> Task directions: Extract the data exactly, missing nothing.

- - -

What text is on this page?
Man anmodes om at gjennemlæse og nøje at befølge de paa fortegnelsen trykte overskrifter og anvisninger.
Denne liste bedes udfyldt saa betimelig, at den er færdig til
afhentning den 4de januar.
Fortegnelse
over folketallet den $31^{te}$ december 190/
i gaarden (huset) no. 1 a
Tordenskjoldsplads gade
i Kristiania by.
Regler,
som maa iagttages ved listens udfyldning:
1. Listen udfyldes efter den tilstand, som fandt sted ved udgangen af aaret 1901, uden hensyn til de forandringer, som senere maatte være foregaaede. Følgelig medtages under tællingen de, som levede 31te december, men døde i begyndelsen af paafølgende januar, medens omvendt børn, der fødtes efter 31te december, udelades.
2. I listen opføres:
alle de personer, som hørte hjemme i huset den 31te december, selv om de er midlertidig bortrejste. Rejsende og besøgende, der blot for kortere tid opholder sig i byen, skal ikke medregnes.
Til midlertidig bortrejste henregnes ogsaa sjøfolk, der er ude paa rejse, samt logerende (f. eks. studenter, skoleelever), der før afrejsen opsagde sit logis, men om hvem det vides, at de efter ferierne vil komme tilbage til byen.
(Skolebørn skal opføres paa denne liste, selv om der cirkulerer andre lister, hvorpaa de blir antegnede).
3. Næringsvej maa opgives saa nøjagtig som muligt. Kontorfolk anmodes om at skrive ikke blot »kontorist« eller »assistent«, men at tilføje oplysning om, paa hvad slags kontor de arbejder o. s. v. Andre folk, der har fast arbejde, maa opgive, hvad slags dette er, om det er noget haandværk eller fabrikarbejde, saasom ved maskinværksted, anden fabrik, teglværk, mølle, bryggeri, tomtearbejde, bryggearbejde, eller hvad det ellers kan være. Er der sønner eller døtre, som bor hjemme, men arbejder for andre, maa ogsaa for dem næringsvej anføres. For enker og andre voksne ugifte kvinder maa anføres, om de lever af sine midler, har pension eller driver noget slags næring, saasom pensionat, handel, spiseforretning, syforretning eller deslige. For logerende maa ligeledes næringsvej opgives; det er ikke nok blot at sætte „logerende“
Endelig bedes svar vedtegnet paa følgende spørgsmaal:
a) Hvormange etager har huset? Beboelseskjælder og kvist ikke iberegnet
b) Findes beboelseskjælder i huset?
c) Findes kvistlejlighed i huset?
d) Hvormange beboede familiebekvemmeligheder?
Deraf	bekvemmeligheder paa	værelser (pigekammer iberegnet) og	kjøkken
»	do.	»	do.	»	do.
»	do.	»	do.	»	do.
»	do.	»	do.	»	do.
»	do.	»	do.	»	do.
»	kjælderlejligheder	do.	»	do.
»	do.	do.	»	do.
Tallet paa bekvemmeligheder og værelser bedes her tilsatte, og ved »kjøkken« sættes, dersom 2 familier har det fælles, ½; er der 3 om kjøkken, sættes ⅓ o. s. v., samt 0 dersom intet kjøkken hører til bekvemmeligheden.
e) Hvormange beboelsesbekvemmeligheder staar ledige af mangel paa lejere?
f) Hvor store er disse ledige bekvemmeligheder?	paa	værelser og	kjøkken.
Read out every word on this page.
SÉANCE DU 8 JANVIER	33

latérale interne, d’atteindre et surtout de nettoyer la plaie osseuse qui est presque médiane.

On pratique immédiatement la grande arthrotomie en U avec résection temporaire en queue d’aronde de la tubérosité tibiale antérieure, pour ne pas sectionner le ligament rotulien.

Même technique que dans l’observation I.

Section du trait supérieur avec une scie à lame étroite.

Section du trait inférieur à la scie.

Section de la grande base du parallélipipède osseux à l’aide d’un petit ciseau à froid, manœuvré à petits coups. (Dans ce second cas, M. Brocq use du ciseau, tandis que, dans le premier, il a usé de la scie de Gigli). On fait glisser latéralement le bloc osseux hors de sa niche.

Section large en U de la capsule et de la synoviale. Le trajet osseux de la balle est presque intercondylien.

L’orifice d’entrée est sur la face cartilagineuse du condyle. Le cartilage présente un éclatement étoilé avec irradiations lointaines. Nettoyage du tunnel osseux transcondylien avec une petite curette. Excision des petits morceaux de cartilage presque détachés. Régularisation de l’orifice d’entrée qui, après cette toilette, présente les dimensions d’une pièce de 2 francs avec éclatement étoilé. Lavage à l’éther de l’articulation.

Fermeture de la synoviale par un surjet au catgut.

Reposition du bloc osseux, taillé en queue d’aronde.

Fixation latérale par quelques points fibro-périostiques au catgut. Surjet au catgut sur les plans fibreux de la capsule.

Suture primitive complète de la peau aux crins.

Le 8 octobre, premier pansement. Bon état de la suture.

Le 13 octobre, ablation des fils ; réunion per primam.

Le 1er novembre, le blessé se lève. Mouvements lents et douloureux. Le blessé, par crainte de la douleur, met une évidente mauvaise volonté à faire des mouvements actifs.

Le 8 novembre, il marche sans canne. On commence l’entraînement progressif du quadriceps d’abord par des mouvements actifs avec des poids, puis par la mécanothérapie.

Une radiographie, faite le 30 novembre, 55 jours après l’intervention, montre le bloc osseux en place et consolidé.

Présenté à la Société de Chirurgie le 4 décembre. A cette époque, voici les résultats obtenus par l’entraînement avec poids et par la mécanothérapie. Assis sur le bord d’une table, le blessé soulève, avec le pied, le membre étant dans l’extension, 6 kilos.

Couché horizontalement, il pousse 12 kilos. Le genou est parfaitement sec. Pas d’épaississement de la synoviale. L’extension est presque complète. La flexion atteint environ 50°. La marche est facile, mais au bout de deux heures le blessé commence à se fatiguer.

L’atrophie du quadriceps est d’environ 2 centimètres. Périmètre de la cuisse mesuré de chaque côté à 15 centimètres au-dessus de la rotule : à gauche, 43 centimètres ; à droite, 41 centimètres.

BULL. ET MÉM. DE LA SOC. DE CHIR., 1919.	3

- - -

> Reply to the exercise:
What text is on this page?
Man anmodes om at gjennemlæse og nøje at befølge de paa fortegnelsen trykte overskrifter og anvisninger.
Denne liste bedes udfyldt saa betimelig, at den er færdig til
afhentning den 4de januar.
Fortegnelse
over folketallet den $31^{te}$ december 190/
i gaarden (huset) no. 1 a
Tordenskjoldsplads gade
i Kristiania by.
Regler,
som maa iagttages ved listens udfyldning:
1. Listen udfyldes efter den tilstand, som fandt sted ved udgangen af aaret 1901, uden hensyn til de forandringer, som senere maatte være foregaaede. Følgelig medtages under tællingen de, som levede 31te december, men døde i begyndelsen af paafølgende januar, medens omvendt børn, der fødtes efter 31te december, udelades.
2. I listen opføres:
alle de personer, som hørte hjemme i huset den 31te december, selv om de er midlertidig bortrejste. Rejsende og besøgende, der blot for kortere tid opholder sig i byen, skal ikke medregnes.
Til midlertidig bortrejste henregnes ogsaa sjøfolk, der er ude paa rejse, samt logerende (f. eks. studenter, skoleelever), der før afrejsen opsagde sit logis, men om hvem det vides, at de efter ferierne vil komme tilbage til byen.
(Skolebørn skal opføres paa denne liste, selv om der cirkulerer andre lister, hvorpaa de blir antegnede).
3. Næringsvej maa opgives saa nøjagtig som muligt. Kontorfolk anmodes om at skrive ikke blot »kontorist« eller »assistent«, men at tilføje oplysning om, paa hvad slags kontor de arbejder o. s. v. Andre folk, der har fast arbejde, maa opgive, hvad slags dette er, om det er noget haandværk eller fabrikarbejde, saasom ved maskinværksted, anden fabrik, teglværk, mølle, bryggeri, tomtearbejde, bryggearbejde, eller hvad det ellers kan være. Er der sønner eller døtre, som bor hjemme, men arbejder for andre, maa ogsaa for dem næringsvej anføres. For enker og andre voksne ugifte kvinder maa anføres, om de lever af sine midler, har pension eller driver noget slags næring, saasom pensionat, handel, spiseforretning, syforretning eller deslige. For logerende maa ligeledes næringsvej opgives; det er ikke nok blot at sætte „logerende“
Endelig bedes svar vedtegnet paa følgende spørgsmaal:
a) Hvormange etager har huset? Beboelseskjælder og kvist ikke iberegnet
b) Findes beboelseskjælder i huset?
c) Findes kvistlejlighed i huset?
d) Hvormange beboede familiebekvemmeligheder?
Deraf	bekvemmeligheder paa	værelser (pigekammer iberegnet) og	kjøkken
»	do.	»	do.	»	do.
»	do.	»	do.	»	do.
»	do.	»	do.	»	do.
»	do.	»	do.	»	do.
»	kjælderlejligheder	do.	»	do.
»	do.	do.	»	do.
Tallet paa bekvemmeligheder og værelser bedes her tilsatte, og ved »kjøkken« sættes, dersom 2 familier har det fælles, ½; er der 3 om kjøkken, sættes ⅓ o. s. v., samt 0 dersom intet kjøkken hører til bekvemmeligheden.
e) Hvormange beboelsesbekvemmeligheder staar ledige af mangel paa lejere?
f) Hvor store er disse ledige bekvemmeligheder?	paa	værelser og	kjøkken.
Read out every word on this page.
SÉANCE DU 8 JANVIER	33

latérale interne, d’atteindre et surtout de nettoyer la plaie osseuse qui est presque médiane.

On pratique immédiatement la grande arthrotomie en U avec résection temporaire en queue d’aronde de la tubérosité tibiale antérieure, pour ne pas sectionner le ligament rotulien.

Même technique que dans l’observation I.

Section du trait supérieur avec une scie à lame étroite.

Section du trait inférieur à la scie.

Section de la grande base du parallélipipède osseux à l’aide d’un petit ciseau à froid, manœuvré à petits coups. (Dans ce second cas, M. Brocq use du ciseau, tandis que, dans le premier, il a usé de la scie de Gigli). On fait glisser latéralement le bloc osseux hors de sa niche.

Section large en U de la capsule et de la synoviale. Le trajet osseux de la balle est presque intercondylien.

L’orifice d’entrée est sur la face cartilagineuse du condyle. Le cartilage présente un éclatement étoilé avec irradiations lointaines. Nettoyage du tunnel osseux transcondylien avec une petite curette. Excision des petits morceaux de cartilage presque détachés. Régularisation de l’orifice d’entrée qui, après cette toilette, présente les dimensions d’une pièce de 2 francs avec éclatement étoilé. Lavage à l’éther de l’articulation.

Fermeture de la synoviale par un surjet au catgut.

Reposition du bloc osseux, taillé en queue d’aronde.

Fixation latérale par quelques points fibro-périostiques au catgut. Surjet au catgut sur les plans fibreux de la capsule.

Suture primitive complète de la peau aux crins.

Le 8 octobre, premier pansement. Bon état de la suture.

Le 13 octobre, ablation des fils ; réunion per primam.

Le 1er novembre, le blessé se lève. Mouvements lents et douloureux. Le blessé, par crainte de la douleur, met une évidente mauvaise volonté à faire des mouvements actifs.

Le 8 novembre, il marche sans canne. On commence l’entraînement progressif du quadriceps d’abord par des mouvements actifs avec des poids, puis par la mécanothérapie.

Une radiographie, faite le 30 novembre, 55 jours après l’intervention, montre le bloc osseux en place et consolidé.

Présenté à la Société de Chirurgie le 4 décembre. A cette époque, voici les résultats obtenus par l’entraînement avec poids et par la mécanothérapie. Assis sur le bord d’une table, le blessé soulève, avec le pied, le membre étant dans l’extension, 6 kilos.

Couché horizontalement, il pousse 12 kilos. Le genou est parfaitement sec. Pas d’épaississement de la synoviale. L’extension est presque complète. La flexion atteint environ 50°. La marche est facile, mais au bout de deux heures le blessé commence à se fatiguer.

L’atrophie du quadriceps est d’environ 2 centimètres. Périmètre de la cuisse mesuré de chaque côté à 15 centimètres au-dessus de la rotule : à gauche, 43 centimètres ; à droite, 41 centimètres.

BULL. ET MÉM. DE LA SOC. DE CHIR., 1919.	3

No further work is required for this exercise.